_What needs to be done:_ Locate the string "NMDA" in the listing below. Copy every line where it is found.
───── Information provided
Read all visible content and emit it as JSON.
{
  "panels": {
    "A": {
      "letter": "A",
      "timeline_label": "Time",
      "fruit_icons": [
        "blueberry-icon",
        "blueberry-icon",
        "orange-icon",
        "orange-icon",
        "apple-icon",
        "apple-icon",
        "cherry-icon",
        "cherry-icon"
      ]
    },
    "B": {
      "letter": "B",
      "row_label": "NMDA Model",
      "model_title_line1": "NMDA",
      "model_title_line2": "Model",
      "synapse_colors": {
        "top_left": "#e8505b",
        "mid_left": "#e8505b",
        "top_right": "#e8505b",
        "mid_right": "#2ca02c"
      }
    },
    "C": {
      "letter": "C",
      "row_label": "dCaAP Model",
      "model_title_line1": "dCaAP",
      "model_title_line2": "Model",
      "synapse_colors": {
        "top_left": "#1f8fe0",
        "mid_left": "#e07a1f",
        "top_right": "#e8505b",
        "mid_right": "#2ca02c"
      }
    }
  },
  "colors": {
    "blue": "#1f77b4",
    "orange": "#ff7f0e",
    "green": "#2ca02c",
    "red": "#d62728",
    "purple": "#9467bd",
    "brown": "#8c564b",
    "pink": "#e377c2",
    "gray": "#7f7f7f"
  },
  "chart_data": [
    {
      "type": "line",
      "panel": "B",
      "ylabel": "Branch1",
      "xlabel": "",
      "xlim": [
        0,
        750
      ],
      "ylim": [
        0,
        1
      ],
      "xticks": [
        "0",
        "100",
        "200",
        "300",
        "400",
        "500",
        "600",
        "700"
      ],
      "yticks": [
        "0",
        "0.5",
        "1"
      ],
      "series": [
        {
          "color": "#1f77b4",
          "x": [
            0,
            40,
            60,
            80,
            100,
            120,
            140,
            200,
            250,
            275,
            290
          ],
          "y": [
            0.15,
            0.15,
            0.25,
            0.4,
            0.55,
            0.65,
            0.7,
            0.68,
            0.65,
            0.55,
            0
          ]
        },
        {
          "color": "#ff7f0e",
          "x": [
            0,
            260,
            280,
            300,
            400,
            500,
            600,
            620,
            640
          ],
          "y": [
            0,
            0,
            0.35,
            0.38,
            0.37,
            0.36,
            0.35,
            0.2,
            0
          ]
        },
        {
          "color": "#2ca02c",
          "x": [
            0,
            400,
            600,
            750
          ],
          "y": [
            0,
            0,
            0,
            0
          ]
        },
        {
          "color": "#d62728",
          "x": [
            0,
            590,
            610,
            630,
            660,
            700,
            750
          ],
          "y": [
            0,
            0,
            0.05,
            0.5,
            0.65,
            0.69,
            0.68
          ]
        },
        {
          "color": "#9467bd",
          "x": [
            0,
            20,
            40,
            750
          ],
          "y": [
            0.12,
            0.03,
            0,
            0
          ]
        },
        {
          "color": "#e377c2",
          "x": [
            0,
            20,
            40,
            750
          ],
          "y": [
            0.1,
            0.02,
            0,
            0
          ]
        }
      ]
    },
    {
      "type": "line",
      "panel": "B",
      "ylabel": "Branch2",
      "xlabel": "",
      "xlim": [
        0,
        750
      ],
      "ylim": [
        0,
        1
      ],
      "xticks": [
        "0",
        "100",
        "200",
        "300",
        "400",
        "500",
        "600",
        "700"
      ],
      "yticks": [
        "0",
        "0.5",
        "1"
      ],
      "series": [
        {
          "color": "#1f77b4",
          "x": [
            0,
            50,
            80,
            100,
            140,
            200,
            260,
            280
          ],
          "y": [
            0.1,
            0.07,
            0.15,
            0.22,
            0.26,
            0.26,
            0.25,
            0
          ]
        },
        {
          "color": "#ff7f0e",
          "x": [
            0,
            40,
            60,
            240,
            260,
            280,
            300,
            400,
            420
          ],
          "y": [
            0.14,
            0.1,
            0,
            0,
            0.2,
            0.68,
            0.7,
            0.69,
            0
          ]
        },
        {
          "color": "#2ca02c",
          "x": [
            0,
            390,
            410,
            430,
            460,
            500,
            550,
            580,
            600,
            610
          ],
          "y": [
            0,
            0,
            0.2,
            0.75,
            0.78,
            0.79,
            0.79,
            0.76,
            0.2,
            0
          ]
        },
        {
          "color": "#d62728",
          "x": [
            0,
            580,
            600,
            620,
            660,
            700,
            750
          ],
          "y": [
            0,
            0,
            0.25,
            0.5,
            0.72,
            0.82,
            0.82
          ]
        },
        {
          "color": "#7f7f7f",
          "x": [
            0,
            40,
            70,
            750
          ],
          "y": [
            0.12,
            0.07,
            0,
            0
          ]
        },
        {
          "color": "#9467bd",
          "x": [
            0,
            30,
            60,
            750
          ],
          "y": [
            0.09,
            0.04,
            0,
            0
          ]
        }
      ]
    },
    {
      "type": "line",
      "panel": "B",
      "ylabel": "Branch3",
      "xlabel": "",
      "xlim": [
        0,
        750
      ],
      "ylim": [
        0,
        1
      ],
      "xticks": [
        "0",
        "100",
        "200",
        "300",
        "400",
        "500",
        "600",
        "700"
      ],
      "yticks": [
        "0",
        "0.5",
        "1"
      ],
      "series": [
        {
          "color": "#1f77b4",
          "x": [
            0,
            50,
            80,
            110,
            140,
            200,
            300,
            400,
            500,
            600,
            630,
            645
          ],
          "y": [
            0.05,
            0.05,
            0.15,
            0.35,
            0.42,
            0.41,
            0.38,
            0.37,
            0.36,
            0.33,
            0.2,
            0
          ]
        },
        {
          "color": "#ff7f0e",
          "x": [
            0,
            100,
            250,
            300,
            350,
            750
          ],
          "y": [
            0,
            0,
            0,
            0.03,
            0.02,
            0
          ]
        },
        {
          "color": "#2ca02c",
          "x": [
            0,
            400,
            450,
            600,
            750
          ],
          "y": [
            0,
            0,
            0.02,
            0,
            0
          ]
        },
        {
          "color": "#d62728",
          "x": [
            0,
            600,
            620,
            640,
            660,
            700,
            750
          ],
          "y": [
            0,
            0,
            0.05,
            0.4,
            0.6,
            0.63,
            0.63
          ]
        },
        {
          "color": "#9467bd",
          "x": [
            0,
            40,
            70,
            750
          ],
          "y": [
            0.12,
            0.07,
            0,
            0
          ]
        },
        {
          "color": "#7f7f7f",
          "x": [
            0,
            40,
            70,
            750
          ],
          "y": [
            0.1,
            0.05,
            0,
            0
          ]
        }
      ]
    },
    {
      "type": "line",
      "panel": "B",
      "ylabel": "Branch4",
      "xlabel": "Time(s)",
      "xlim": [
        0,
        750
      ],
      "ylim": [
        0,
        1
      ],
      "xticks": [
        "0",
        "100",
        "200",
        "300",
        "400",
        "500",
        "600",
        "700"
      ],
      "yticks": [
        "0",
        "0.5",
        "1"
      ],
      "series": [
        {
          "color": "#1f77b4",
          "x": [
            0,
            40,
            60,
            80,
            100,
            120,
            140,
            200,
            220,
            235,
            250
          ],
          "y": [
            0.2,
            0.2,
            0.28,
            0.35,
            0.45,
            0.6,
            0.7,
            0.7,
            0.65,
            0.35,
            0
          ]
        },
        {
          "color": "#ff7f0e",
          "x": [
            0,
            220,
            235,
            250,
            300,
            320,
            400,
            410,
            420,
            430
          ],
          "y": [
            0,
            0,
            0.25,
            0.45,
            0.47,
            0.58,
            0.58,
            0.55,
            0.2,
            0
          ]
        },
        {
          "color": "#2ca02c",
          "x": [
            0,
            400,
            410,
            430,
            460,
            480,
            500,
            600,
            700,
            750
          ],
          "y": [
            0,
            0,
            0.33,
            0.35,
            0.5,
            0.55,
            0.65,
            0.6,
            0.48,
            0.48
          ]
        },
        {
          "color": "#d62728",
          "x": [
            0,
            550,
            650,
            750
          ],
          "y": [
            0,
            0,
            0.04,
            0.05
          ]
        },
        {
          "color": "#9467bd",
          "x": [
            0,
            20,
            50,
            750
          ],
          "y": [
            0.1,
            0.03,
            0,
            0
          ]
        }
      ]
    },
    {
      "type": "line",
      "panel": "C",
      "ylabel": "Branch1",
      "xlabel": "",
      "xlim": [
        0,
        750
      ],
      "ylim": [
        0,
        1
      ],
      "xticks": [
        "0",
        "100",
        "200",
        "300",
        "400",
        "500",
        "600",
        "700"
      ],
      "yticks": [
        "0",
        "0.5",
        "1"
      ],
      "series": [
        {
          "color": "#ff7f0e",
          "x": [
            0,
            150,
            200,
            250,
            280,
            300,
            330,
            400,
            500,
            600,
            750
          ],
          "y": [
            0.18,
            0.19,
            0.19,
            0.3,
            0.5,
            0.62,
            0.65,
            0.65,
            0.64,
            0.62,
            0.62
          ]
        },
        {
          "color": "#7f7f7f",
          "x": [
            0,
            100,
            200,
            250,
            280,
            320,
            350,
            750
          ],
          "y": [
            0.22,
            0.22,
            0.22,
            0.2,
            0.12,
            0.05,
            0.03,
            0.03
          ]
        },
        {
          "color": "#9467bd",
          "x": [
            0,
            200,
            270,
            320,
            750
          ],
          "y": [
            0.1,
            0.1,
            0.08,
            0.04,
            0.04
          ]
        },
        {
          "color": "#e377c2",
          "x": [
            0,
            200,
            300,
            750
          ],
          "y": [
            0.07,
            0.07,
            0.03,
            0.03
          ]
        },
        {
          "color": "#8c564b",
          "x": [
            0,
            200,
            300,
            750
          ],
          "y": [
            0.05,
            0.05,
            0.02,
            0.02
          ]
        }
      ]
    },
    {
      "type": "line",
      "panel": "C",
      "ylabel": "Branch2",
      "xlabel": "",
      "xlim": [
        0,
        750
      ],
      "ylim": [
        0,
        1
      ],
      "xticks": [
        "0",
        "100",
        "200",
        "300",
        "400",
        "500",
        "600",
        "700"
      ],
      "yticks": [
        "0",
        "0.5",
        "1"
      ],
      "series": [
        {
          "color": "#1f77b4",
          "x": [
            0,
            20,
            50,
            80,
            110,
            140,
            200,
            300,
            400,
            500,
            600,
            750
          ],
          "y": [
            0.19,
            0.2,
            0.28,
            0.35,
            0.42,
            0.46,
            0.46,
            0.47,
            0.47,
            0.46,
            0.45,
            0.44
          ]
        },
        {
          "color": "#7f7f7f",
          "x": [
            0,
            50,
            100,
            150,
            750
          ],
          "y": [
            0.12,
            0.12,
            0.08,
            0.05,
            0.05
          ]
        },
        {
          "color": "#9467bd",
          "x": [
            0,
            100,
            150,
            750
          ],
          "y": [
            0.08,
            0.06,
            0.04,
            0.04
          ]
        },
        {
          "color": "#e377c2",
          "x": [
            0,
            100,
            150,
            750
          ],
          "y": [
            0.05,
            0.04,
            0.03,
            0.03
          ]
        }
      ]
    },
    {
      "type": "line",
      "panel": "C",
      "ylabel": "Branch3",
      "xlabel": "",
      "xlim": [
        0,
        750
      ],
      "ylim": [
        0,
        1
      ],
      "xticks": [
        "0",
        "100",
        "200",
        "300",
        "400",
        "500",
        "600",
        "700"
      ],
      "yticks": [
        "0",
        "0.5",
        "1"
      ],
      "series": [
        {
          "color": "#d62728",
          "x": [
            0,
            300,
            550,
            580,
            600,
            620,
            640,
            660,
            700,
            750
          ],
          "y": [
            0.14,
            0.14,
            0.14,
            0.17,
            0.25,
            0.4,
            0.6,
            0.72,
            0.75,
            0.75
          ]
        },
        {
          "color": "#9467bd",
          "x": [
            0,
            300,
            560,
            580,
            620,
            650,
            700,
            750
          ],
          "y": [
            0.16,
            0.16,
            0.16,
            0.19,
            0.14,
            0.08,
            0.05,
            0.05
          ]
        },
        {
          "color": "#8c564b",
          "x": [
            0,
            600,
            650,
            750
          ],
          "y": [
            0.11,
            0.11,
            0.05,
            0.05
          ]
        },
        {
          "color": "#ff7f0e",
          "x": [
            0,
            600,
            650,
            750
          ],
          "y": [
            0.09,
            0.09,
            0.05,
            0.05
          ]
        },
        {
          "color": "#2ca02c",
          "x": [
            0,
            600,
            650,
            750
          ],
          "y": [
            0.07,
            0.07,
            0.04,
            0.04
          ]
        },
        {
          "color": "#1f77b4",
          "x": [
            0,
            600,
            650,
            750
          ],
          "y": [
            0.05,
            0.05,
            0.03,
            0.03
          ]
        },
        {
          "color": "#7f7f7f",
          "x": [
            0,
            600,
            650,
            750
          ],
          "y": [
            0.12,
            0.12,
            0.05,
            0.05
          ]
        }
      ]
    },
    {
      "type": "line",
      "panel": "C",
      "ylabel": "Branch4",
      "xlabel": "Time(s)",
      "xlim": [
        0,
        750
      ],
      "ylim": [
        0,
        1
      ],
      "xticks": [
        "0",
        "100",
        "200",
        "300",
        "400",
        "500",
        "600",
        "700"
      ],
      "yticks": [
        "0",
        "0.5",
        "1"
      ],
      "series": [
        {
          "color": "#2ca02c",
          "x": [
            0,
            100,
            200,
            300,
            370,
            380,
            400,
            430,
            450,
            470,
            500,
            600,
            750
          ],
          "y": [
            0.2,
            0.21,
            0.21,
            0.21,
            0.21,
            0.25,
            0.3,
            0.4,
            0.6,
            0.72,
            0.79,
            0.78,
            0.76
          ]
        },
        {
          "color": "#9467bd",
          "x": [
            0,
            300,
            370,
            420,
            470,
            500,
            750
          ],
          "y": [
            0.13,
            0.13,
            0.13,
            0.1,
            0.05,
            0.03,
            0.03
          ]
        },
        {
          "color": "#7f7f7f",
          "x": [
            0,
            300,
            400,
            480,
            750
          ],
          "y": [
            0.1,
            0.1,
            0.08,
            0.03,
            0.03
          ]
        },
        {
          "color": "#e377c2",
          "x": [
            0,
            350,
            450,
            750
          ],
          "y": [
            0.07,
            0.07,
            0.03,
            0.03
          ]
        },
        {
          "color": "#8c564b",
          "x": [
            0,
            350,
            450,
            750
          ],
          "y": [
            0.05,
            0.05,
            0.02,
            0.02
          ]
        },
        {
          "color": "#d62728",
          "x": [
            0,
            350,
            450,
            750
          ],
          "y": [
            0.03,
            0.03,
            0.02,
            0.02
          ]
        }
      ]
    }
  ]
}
──────────
_The output:_
      "row_label": "NMDA Model",
      "model_title_line1": "NMDA",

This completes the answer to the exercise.